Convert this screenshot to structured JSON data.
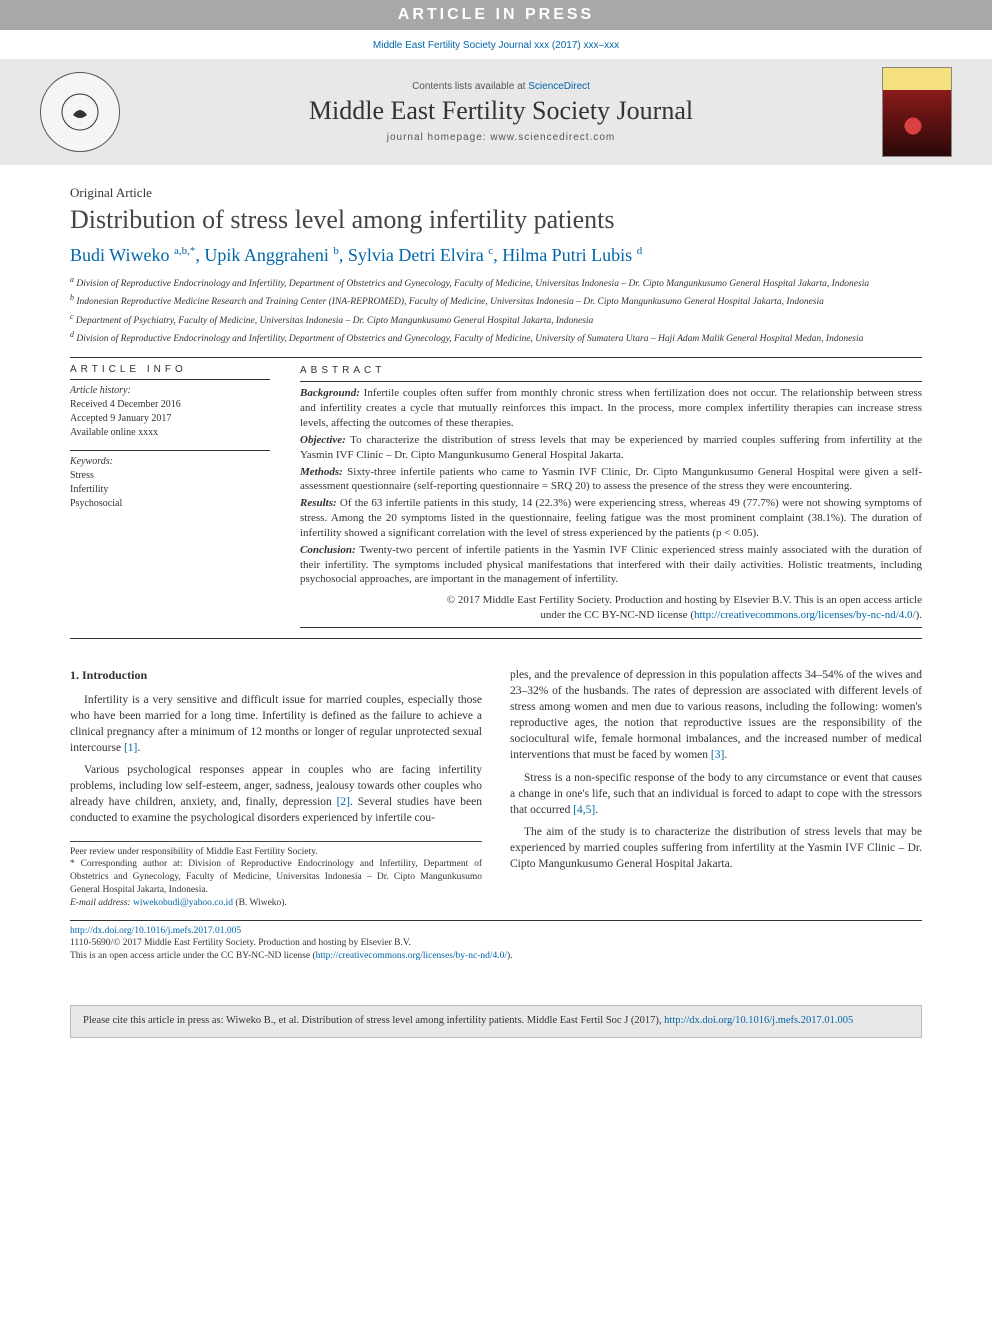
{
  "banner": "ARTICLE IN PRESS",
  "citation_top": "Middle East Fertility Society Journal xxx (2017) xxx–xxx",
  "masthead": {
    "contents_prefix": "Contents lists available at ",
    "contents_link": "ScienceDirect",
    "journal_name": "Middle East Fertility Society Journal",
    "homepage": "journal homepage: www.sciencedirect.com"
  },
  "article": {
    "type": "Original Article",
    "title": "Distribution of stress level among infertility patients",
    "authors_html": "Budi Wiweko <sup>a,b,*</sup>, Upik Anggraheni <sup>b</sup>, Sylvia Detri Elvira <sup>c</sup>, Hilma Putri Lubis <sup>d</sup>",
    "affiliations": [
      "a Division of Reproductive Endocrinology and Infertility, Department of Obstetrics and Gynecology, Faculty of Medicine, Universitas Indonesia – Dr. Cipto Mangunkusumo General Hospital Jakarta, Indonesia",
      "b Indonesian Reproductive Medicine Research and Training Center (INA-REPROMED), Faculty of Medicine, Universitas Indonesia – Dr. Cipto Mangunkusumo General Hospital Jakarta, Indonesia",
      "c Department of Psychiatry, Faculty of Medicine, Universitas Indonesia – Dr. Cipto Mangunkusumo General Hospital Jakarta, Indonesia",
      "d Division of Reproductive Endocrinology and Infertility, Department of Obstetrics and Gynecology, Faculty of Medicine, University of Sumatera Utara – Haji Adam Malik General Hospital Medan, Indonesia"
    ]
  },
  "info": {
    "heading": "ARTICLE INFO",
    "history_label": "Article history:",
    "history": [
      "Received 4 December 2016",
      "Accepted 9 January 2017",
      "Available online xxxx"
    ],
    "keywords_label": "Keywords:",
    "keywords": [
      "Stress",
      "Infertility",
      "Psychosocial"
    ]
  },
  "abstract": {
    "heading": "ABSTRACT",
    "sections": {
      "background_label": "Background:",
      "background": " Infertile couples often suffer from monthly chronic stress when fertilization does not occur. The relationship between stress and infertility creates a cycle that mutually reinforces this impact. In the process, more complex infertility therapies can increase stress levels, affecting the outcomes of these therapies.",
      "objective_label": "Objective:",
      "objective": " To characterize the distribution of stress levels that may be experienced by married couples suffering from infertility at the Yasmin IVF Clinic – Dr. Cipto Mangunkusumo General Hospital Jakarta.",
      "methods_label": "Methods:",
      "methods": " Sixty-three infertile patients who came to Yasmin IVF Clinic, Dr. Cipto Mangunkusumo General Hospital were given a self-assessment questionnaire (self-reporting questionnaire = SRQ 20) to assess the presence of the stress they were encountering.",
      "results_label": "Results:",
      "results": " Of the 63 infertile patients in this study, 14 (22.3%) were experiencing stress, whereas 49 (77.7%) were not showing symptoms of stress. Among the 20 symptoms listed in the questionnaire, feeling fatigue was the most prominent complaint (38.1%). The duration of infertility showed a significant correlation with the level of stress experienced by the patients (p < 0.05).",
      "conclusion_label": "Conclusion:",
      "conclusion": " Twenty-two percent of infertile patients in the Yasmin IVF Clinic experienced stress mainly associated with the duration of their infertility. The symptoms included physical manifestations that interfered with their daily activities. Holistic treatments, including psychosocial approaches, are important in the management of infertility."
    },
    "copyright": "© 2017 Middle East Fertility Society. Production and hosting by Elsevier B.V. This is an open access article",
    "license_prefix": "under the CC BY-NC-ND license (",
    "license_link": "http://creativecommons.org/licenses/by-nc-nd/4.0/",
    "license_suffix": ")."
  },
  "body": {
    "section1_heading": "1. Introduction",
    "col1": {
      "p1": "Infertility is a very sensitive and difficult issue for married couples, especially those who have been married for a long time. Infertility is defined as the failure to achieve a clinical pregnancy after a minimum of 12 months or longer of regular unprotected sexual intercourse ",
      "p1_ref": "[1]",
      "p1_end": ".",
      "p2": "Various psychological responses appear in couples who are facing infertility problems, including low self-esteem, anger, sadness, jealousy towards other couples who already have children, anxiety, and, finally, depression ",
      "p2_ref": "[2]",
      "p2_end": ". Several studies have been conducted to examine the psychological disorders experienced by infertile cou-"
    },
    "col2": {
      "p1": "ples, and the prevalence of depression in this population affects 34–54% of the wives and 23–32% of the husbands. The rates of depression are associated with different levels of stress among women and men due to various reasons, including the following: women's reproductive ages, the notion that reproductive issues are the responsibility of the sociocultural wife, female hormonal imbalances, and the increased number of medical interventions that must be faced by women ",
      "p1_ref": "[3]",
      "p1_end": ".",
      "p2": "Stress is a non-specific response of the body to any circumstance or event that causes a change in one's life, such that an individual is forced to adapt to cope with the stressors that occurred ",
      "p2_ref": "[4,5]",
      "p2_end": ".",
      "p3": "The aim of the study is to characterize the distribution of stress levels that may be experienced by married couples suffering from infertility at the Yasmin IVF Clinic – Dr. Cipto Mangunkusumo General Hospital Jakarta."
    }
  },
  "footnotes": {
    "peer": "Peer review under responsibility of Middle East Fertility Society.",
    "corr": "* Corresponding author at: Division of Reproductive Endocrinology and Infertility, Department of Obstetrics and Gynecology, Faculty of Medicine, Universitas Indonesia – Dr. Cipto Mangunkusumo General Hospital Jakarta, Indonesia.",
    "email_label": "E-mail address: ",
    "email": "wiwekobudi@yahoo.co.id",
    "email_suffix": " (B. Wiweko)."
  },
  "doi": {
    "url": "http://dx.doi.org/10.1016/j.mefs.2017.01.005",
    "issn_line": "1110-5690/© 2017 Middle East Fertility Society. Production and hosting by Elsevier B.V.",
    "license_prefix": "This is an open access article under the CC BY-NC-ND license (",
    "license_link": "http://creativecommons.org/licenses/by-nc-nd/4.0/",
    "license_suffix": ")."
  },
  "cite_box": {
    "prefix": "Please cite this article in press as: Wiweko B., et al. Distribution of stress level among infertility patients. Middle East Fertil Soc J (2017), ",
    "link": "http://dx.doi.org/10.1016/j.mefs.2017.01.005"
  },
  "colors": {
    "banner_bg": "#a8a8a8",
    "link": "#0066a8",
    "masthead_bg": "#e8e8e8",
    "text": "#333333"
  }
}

· · · ·

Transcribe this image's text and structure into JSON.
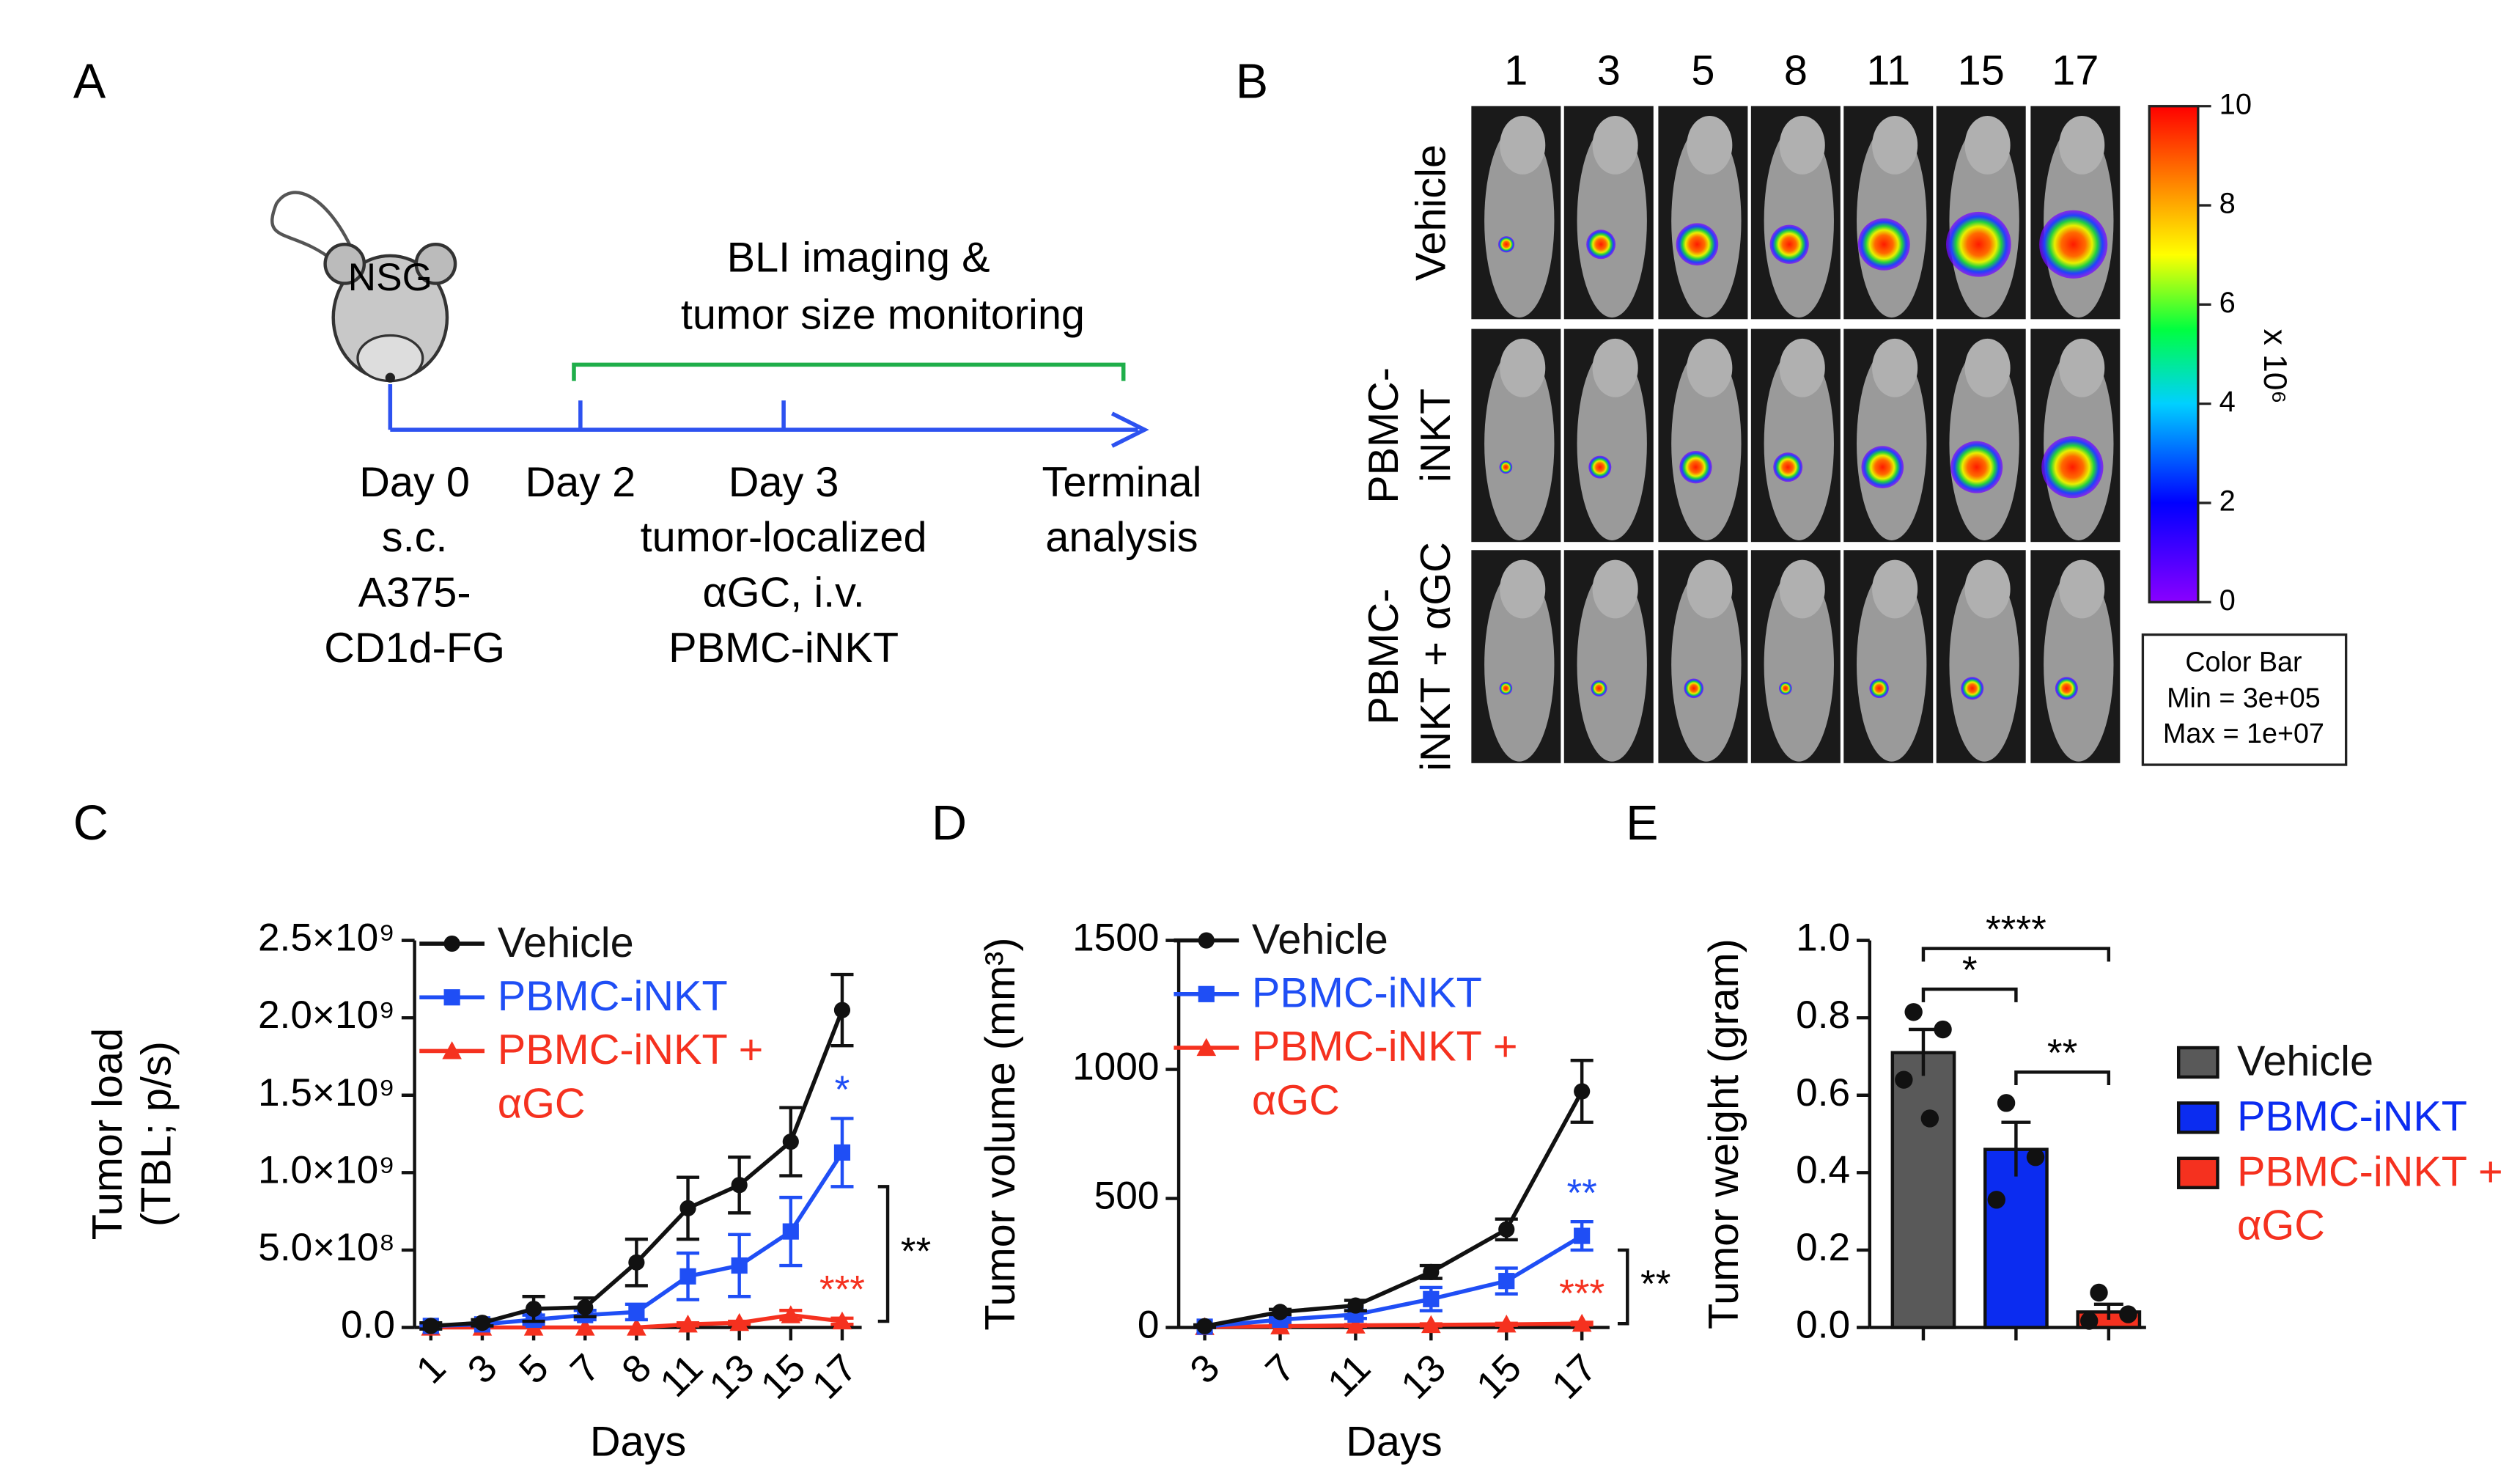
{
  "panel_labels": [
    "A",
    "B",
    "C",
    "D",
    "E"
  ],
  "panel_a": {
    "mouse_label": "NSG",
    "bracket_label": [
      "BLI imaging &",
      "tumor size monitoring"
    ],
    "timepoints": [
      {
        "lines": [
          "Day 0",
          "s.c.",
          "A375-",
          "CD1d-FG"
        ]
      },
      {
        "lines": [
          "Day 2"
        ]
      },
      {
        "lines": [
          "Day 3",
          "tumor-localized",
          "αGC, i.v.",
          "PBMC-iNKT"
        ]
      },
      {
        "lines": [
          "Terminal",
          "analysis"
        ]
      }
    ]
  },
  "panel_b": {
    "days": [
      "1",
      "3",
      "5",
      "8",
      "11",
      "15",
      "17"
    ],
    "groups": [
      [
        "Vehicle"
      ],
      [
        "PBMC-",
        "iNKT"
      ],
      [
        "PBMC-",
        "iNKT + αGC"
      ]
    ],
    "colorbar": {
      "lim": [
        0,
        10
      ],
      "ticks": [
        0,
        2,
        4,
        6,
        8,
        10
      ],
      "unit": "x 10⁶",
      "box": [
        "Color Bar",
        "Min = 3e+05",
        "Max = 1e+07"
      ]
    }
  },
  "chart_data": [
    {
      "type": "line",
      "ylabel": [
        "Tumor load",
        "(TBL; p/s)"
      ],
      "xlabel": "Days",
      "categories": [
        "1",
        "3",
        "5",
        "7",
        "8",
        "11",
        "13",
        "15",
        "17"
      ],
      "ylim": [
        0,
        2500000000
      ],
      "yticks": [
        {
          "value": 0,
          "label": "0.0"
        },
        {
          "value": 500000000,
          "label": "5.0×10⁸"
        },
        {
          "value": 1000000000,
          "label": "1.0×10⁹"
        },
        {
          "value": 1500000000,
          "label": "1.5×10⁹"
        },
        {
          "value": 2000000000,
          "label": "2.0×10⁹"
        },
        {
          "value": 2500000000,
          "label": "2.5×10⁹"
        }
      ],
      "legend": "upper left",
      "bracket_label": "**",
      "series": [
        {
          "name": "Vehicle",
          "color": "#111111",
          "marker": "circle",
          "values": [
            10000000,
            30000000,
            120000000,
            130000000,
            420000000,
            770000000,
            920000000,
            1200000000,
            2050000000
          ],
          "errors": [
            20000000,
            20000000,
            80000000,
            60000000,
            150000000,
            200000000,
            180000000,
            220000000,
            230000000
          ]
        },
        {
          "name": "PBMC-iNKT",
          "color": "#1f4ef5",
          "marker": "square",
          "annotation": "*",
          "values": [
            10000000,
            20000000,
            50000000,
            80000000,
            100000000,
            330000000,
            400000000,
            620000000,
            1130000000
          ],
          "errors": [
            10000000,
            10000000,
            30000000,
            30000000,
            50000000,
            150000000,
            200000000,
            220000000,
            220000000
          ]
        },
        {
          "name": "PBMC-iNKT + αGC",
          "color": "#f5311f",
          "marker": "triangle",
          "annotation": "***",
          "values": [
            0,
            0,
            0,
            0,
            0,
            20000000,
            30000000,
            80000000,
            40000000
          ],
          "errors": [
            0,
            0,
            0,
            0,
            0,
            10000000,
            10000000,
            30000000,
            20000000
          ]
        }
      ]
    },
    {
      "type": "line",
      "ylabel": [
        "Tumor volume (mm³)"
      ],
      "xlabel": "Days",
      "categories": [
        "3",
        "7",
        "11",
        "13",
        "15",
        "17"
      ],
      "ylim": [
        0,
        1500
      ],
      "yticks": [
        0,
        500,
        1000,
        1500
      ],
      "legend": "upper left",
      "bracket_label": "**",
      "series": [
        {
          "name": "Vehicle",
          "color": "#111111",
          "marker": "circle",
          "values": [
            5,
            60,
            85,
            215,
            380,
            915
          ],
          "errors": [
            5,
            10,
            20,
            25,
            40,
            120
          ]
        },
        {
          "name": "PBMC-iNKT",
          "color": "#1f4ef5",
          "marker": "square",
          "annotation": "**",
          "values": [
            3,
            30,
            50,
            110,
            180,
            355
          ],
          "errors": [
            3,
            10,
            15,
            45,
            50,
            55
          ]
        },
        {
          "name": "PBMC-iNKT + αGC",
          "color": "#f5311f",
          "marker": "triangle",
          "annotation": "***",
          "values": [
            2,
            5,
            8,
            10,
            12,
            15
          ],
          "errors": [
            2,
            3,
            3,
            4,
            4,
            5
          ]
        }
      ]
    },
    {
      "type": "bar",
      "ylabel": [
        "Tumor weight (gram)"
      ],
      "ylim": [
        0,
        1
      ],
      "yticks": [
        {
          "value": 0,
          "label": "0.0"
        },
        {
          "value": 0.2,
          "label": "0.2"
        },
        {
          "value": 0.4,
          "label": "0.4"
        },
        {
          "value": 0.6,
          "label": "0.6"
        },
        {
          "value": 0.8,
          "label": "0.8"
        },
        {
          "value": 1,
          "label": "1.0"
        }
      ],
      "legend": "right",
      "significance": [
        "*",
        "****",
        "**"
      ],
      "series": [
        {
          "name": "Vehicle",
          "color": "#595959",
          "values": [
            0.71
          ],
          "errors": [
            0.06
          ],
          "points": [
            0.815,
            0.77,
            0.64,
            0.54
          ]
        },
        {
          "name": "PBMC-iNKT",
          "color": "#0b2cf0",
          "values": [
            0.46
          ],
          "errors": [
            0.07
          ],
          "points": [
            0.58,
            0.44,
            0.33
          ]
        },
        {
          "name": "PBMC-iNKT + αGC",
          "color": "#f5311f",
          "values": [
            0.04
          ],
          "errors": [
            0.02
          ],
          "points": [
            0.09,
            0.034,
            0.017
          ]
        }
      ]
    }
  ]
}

· · · ·

» **EXERCISE OBJECTIVE**
From the data above, copy each line that holds "under".

» **ANSWER SPACE**
    "license_prefix": "under the CC BY-NC-ND license (",
    "peer": "Peer review under responsibility of Middle East Fertility Society.",
    "license_prefix": "This is an open access article under the CC BY-NC-ND license (",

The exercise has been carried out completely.